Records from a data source
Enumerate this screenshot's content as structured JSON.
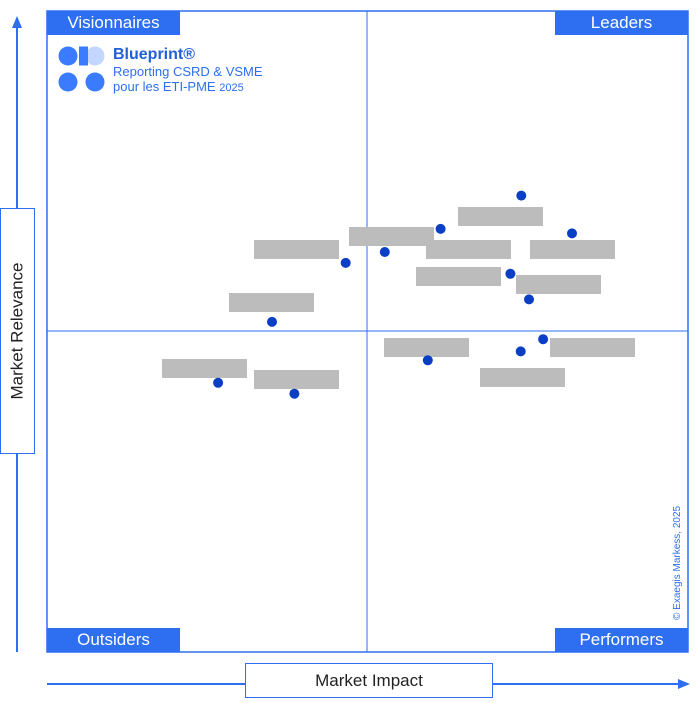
{
  "chart_data": {
    "type": "scatter",
    "xlabel": "Market Impact",
    "ylabel": "Market Relevance",
    "quadrants": {
      "top_left": "Visionnaires",
      "top_right": "Leaders",
      "bottom_left": "Outsiders",
      "bottom_right": "Performers"
    },
    "points": [
      {
        "x": 74.0,
        "y": 71.2
      },
      {
        "x": 81.9,
        "y": 65.3
      },
      {
        "x": 61.4,
        "y": 66.0
      },
      {
        "x": 52.7,
        "y": 62.4
      },
      {
        "x": 46.6,
        "y": 60.7
      },
      {
        "x": 72.3,
        "y": 59.0
      },
      {
        "x": 75.2,
        "y": 55.0
      },
      {
        "x": 35.1,
        "y": 51.5
      },
      {
        "x": 77.4,
        "y": 48.8
      },
      {
        "x": 73.9,
        "y": 46.9
      },
      {
        "x": 59.4,
        "y": 45.5
      },
      {
        "x": 26.7,
        "y": 42.0
      },
      {
        "x": 38.6,
        "y": 40.3
      }
    ],
    "grid": false
  },
  "branding": {
    "logo_title": "Blueprint®",
    "logo_line1": "Reporting CSRD & VSME",
    "logo_line2": "pour les ETI-PME",
    "logo_year": "2025",
    "copyright": "© Exaegis Markess, 2025"
  },
  "colors": {
    "accent": "#2d6ff0",
    "point": "#0a3ec4",
    "placeholder": "#bcbcbc"
  }
}
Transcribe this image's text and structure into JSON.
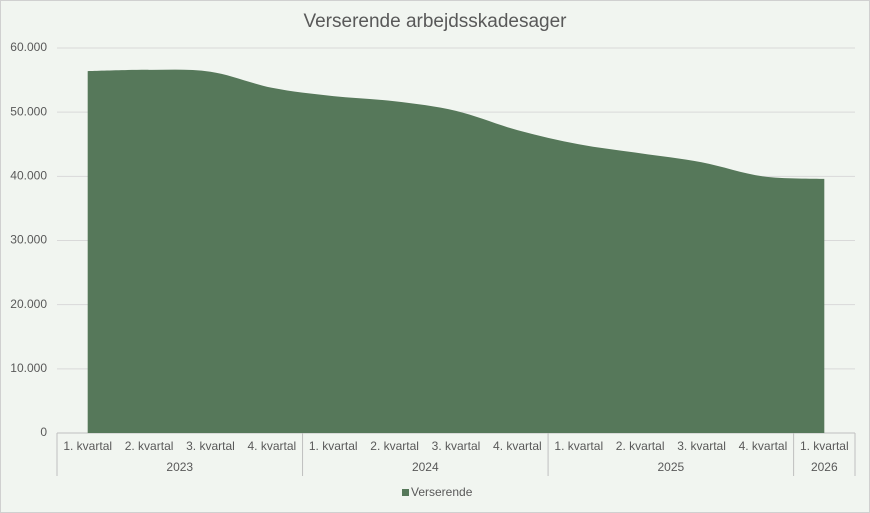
{
  "chart_data": {
    "type": "area",
    "title": "Verserende arbejdsskadesager",
    "category_groups": [
      {
        "name": "2023",
        "categories": [
          "1. kvartal",
          "2. kvartal",
          "3. kvartal",
          "4. kvartal"
        ]
      },
      {
        "name": "2024",
        "categories": [
          "1. kvartal",
          "2. kvartal",
          "3. kvartal",
          "4. kvartal"
        ]
      },
      {
        "name": "2025",
        "categories": [
          "1. kvartal",
          "2. kvartal",
          "3. kvartal",
          "4. kvartal"
        ]
      },
      {
        "name": "2026",
        "categories": [
          "1. kvartal"
        ]
      }
    ],
    "series": [
      {
        "name": "Verserende",
        "color": "#56785a",
        "values": [
          56400,
          56600,
          56300,
          53800,
          52500,
          51700,
          50200,
          47200,
          45000,
          43600,
          42200,
          40000,
          39600
        ]
      }
    ],
    "ylim": [
      0,
      60000
    ],
    "yticks": [
      0,
      {
        "value": 10000,
        "label": "10.000"
      },
      {
        "value": 20000,
        "label": "20.000"
      },
      {
        "value": 30000,
        "label": "30.000"
      },
      {
        "value": 40000,
        "label": "40.000"
      },
      {
        "value": 50000,
        "label": "50.000"
      },
      {
        "value": 60000,
        "label": "60.000"
      }
    ],
    "grid": true,
    "legend": "bottom"
  }
}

* **Short problem**:
Reproduce the material in its entirety and word for word, without the pictures.

* **Correct response**:
Enumerate this screenshot's content as structured JSON.
{
  "chart_data": {
    "type": "scatter",
    "xlabel": "Market Impact",
    "ylabel": "Market Relevance",
    "quadrants": {
      "top_left": "Visionnaires",
      "top_right": "Leaders",
      "bottom_left": "Outsiders",
      "bottom_right": "Performers"
    },
    "points": [
      {
        "x": 74.0,
        "y": 71.2
      },
      {
        "x": 81.9,
        "y": 65.3
      },
      {
        "x": 61.4,
        "y": 66.0
      },
      {
        "x": 52.7,
        "y": 62.4
      },
      {
        "x": 46.6,
        "y": 60.7
      },
      {
        "x": 72.3,
        "y": 59.0
      },
      {
        "x": 75.2,
        "y": 55.0
      },
      {
        "x": 35.1,
        "y": 51.5
      },
      {
        "x": 77.4,
        "y": 48.8
      },
      {
        "x": 73.9,
        "y": 46.9
      },
      {
        "x": 59.4,
        "y": 45.5
      },
      {
        "x": 26.7,
        "y": 42.0
      },
      {
        "x": 38.6,
        "y": 40.3
      }
    ],
    "grid": false
  },
  "branding": {
    "logo_title": "Blueprint®",
    "logo_line1": "Reporting CSRD & VSME",
    "logo_line2": "pour les ETI-PME",
    "logo_year": "2025",
    "copyright": "© Exaegis Markess, 2025"
  },
  "colors": {
    "accent": "#2d6ff0",
    "point": "#0a3ec4",
    "placeholder": "#bcbcbc"
  }
}
Transcribe this image's text and structure into JSON.
{
  "chart_data": {
    "type": "area",
    "title": "Verserende arbejdsskadesager",
    "category_groups": [
      {
        "name": "2023",
        "categories": [
          "1. kvartal",
          "2. kvartal",
          "3. kvartal",
          "4. kvartal"
        ]
      },
      {
        "name": "2024",
        "categories": [
          "1. kvartal",
          "2. kvartal",
          "3. kvartal",
          "4. kvartal"
        ]
      },
      {
        "name": "2025",
        "categories": [
          "1. kvartal",
          "2. kvartal",
          "3. kvartal",
          "4. kvartal"
        ]
      },
      {
        "name": "2026",
        "categories": [
          "1. kvartal"
        ]
      }
    ],
    "series": [
      {
        "name": "Verserende",
        "color": "#56785a",
        "values": [
          56400,
          56600,
          56300,
          53800,
          52500,
          51700,
          50200,
          47200,
          45000,
          43600,
          42200,
          40000,
          39600
        ]
      }
    ],
    "ylim": [
      0,
      60000
    ],
    "yticks": [
      0,
      {
        "value": 10000,
        "label": "10.000"
      },
      {
        "value": 20000,
        "label": "20.000"
      },
      {
        "value": 30000,
        "label": "30.000"
      },
      {
        "value": 40000,
        "label": "40.000"
      },
      {
        "value": 50000,
        "label": "50.000"
      },
      {
        "value": 60000,
        "label": "60.000"
      }
    ],
    "grid": true,
    "legend": "bottom"
  }
}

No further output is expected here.